[Dataset items]

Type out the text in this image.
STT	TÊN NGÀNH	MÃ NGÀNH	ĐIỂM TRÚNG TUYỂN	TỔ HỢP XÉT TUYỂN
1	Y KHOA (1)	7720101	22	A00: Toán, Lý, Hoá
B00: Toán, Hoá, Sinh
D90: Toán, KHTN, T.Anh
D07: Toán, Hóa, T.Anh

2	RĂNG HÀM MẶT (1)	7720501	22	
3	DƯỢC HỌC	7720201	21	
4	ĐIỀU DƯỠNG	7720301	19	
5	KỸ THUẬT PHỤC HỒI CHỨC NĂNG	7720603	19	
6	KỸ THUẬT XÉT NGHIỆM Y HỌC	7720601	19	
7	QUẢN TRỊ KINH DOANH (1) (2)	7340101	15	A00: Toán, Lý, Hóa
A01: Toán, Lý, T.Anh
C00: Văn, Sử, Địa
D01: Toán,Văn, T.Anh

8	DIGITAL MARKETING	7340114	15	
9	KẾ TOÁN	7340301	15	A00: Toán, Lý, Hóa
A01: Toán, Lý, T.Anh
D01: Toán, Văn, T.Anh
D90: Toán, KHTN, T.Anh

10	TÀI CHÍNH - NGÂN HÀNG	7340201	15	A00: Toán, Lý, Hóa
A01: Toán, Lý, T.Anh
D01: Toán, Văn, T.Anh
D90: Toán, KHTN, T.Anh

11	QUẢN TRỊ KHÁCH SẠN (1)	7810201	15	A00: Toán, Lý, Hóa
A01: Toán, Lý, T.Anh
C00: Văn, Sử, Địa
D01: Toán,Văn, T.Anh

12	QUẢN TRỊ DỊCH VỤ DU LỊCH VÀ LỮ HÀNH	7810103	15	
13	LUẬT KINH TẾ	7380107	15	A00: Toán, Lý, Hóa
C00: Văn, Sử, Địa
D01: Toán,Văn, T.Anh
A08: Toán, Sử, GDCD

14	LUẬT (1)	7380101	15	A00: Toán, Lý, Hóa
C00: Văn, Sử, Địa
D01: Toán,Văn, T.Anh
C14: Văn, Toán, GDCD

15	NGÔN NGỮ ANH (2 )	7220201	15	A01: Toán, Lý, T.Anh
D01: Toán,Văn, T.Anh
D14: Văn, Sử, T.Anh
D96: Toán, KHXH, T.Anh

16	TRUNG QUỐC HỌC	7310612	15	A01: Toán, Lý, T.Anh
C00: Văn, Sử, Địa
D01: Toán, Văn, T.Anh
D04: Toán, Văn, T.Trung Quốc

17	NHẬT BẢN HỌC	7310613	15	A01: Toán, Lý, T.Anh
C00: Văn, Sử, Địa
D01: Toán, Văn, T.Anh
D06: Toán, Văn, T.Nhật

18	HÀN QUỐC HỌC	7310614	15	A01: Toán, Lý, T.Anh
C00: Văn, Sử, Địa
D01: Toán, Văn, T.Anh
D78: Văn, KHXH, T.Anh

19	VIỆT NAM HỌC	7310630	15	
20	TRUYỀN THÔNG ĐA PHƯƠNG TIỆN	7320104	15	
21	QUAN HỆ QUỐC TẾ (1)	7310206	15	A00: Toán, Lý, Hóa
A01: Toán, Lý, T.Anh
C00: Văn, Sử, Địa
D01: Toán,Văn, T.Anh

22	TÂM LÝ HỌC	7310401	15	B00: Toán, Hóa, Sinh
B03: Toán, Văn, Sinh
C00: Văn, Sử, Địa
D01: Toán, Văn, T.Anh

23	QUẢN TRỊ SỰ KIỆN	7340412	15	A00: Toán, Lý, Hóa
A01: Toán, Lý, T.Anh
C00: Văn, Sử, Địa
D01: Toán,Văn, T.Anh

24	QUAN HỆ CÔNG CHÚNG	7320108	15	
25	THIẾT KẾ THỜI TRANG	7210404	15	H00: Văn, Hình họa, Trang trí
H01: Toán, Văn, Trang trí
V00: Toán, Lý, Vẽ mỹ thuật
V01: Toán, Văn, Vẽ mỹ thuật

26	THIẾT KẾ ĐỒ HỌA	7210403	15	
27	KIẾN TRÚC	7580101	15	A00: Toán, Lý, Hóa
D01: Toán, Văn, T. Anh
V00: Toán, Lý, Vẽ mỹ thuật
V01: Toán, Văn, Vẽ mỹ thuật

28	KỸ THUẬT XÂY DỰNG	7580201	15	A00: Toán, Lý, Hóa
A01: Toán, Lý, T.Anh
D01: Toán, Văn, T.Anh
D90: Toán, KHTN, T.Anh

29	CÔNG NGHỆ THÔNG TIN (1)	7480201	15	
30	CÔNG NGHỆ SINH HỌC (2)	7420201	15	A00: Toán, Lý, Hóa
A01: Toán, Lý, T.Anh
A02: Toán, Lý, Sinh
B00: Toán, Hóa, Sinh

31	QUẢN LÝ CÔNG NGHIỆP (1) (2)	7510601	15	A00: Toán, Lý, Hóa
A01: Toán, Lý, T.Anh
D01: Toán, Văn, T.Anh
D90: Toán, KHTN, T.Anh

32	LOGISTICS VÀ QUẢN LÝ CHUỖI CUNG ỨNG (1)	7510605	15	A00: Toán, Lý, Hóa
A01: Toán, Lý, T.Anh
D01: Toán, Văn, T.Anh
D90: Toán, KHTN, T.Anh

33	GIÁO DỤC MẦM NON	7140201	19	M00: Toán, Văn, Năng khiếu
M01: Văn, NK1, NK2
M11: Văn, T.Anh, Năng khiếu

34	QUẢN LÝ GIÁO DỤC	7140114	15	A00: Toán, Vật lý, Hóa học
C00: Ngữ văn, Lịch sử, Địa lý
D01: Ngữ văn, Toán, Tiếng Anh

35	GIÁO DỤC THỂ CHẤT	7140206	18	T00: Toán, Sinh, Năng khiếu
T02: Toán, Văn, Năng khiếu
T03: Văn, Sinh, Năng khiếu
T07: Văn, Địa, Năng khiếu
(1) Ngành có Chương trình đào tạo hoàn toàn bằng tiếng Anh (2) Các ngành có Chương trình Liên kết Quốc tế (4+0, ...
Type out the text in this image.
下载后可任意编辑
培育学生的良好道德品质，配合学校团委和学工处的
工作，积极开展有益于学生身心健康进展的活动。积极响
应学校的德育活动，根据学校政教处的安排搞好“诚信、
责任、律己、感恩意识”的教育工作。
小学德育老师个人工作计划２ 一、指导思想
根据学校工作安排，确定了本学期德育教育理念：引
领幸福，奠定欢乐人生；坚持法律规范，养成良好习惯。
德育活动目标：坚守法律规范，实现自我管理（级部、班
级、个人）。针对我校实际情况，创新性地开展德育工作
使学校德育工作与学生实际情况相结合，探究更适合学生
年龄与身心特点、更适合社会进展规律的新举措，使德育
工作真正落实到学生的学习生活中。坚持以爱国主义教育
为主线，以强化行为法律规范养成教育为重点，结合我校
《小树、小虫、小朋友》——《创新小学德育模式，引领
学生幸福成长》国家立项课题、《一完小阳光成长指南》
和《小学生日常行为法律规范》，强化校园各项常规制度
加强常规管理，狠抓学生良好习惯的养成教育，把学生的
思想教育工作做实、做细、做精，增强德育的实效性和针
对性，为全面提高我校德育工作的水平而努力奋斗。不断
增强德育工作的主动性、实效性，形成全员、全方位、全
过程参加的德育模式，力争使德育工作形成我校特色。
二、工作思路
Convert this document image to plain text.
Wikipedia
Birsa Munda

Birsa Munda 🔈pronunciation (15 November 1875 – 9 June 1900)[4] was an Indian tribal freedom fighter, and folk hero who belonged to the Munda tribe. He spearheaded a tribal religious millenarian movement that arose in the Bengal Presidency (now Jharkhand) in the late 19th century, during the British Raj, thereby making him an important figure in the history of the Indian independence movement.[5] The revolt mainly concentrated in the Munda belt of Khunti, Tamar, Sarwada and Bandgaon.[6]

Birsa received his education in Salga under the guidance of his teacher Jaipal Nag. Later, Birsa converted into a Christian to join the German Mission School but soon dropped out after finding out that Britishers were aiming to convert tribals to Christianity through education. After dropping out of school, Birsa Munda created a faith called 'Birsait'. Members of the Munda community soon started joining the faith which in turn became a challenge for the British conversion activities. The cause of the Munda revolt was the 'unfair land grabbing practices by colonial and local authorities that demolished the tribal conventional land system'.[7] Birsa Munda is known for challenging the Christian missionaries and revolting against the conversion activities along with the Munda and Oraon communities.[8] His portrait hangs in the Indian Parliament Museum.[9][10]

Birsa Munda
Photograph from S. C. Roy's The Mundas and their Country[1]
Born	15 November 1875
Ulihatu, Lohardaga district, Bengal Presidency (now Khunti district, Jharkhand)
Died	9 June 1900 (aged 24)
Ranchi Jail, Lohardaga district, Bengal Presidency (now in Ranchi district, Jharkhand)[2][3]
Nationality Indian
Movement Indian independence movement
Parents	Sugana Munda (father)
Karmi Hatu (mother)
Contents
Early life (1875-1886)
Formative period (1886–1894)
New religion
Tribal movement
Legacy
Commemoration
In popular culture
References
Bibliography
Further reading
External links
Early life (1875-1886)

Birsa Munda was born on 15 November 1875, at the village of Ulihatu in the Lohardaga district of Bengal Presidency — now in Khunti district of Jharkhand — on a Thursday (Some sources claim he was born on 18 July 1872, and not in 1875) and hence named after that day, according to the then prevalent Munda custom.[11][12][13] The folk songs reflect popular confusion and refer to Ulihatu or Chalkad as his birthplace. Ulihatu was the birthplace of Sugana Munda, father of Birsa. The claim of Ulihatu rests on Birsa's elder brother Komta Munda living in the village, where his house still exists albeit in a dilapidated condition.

Aim of the exercise - In the listing above, how many lines hold the word "LUẬT"? Give the number and nothing more.

Written response - 2